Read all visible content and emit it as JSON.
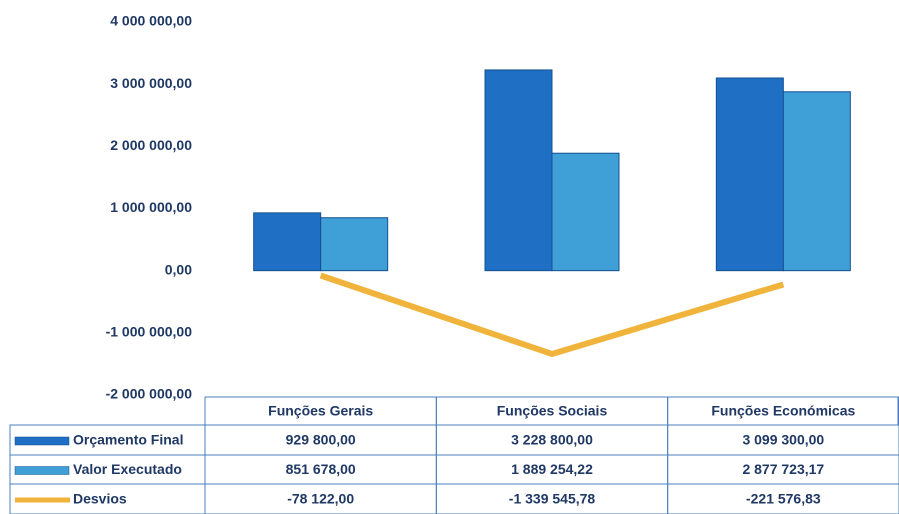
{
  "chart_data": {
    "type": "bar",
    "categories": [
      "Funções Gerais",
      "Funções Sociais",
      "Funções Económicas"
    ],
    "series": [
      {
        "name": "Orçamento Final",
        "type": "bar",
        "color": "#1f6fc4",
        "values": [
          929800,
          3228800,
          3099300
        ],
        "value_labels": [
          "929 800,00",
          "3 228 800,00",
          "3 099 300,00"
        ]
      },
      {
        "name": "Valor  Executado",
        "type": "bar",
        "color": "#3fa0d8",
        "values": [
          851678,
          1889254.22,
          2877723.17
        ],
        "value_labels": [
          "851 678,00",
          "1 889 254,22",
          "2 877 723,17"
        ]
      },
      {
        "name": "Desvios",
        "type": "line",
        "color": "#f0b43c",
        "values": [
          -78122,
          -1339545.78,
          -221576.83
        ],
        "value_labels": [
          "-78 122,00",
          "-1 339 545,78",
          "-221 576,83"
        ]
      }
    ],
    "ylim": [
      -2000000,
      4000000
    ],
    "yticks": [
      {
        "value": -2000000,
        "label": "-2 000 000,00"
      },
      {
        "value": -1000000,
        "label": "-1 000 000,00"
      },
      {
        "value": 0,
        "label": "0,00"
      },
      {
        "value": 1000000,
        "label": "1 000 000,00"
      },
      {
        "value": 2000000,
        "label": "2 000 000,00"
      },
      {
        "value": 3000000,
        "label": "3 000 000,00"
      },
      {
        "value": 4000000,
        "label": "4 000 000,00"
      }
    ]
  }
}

* * *

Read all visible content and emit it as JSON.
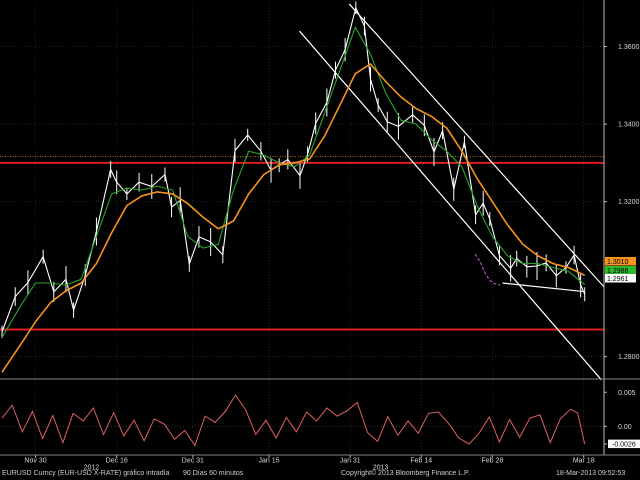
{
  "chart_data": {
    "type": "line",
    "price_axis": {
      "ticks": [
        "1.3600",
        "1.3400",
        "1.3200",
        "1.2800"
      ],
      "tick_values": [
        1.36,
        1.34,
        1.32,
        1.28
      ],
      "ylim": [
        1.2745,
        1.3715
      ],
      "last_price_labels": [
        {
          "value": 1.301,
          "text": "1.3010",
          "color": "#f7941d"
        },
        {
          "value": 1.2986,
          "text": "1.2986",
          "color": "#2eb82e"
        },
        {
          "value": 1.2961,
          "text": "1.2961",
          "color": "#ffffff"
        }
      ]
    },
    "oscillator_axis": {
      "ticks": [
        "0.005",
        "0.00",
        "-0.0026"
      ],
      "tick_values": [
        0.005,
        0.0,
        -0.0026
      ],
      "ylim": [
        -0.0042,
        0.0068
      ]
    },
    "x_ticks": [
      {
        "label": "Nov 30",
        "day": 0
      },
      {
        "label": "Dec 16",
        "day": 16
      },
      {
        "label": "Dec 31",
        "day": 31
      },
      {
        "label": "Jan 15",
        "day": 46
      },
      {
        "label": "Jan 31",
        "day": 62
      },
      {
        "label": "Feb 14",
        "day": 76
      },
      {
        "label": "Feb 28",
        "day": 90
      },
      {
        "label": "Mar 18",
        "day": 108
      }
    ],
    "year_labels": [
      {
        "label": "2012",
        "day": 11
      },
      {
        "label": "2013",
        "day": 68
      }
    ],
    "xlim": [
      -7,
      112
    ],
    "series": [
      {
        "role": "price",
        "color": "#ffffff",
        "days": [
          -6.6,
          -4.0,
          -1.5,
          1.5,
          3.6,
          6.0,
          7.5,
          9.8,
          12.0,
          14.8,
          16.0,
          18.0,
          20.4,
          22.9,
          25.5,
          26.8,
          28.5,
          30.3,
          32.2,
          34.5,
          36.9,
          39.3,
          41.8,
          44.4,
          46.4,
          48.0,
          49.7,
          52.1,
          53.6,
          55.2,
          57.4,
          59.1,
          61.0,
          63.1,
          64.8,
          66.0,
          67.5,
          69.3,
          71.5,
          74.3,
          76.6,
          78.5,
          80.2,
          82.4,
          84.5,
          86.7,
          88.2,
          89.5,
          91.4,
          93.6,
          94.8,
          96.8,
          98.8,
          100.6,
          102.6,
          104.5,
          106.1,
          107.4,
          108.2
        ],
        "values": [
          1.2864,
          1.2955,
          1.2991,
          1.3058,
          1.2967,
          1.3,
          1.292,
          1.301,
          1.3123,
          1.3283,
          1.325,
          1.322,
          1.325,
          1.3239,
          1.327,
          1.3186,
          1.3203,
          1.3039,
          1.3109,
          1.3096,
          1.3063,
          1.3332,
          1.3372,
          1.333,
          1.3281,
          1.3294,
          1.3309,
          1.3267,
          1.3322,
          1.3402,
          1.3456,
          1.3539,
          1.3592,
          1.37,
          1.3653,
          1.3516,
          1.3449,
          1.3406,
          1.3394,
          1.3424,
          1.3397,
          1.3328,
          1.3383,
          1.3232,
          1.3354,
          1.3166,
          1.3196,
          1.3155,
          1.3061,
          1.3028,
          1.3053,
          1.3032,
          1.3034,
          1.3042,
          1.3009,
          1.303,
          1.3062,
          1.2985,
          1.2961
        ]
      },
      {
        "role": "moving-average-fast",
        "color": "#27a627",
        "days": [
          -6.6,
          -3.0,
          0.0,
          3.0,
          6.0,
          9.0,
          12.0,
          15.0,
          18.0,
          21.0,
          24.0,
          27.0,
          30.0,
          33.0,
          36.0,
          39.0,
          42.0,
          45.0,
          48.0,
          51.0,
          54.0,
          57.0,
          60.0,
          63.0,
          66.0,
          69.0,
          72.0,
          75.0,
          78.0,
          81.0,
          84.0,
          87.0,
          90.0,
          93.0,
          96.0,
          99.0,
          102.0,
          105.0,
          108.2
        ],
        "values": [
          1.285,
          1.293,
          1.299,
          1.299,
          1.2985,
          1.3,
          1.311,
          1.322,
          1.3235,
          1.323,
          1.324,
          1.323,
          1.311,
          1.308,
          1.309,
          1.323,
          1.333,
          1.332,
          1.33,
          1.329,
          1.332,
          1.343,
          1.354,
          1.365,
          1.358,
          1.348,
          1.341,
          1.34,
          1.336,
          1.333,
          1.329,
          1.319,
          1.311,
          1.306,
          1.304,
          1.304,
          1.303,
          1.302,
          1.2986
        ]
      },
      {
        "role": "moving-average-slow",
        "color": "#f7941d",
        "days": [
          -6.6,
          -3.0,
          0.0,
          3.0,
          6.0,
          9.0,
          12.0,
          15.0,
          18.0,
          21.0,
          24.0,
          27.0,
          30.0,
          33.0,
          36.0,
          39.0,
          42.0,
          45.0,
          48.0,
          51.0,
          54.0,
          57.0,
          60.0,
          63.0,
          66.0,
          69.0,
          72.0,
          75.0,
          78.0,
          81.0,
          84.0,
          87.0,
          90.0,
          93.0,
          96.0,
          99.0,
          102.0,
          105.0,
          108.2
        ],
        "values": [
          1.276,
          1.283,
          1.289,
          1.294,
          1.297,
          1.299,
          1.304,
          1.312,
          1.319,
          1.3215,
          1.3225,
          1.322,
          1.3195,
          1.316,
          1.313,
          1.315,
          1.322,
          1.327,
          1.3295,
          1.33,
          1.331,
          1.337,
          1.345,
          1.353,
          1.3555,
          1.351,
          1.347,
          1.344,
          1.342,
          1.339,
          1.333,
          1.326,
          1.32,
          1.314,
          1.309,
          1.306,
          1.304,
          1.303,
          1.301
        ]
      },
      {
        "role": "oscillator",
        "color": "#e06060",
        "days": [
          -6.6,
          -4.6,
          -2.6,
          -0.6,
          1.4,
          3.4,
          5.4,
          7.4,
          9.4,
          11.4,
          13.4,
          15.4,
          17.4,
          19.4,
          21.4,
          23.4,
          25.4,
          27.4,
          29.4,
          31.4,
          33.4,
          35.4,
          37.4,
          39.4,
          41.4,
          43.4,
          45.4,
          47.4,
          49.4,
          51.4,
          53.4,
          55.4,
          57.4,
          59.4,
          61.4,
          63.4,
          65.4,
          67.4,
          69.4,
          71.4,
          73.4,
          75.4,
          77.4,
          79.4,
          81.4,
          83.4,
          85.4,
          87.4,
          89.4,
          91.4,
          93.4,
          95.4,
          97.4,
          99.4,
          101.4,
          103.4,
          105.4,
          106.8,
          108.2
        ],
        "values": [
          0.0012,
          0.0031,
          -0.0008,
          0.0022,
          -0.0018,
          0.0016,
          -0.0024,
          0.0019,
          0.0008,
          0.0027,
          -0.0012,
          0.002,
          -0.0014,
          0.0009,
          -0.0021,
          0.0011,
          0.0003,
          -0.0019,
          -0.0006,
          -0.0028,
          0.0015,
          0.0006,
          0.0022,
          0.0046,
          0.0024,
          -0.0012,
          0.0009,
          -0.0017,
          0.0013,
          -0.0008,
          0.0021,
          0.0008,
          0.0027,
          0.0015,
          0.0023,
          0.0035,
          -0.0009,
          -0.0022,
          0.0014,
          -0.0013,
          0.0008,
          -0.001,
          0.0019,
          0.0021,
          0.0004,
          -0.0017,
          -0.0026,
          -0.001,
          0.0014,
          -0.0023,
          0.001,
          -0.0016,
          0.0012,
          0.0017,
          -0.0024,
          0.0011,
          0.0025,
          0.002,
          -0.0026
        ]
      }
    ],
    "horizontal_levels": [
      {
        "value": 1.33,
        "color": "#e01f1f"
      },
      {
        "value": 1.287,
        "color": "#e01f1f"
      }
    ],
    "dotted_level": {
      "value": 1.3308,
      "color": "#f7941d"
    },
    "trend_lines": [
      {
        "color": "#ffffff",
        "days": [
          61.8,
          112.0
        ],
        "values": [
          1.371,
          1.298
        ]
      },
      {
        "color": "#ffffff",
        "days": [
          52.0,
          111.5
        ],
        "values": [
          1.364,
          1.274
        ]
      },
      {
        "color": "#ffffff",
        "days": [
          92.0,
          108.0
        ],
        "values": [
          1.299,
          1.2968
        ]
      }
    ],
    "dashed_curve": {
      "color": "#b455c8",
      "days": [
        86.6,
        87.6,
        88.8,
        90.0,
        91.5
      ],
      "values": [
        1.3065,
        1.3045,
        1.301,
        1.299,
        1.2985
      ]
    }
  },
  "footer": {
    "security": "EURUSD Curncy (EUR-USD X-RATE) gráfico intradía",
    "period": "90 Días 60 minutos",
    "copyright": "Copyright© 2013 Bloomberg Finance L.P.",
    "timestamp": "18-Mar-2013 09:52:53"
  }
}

◆ **EXERCISE REQUIREMENTS**: From the listing above, copy out each line where the word "role" appears.

◆ **FULL SOLUTION**:
        "role": "price",
        "role": "moving-average-fast",
        "role": "moving-average-slow",
        "role": "oscillator",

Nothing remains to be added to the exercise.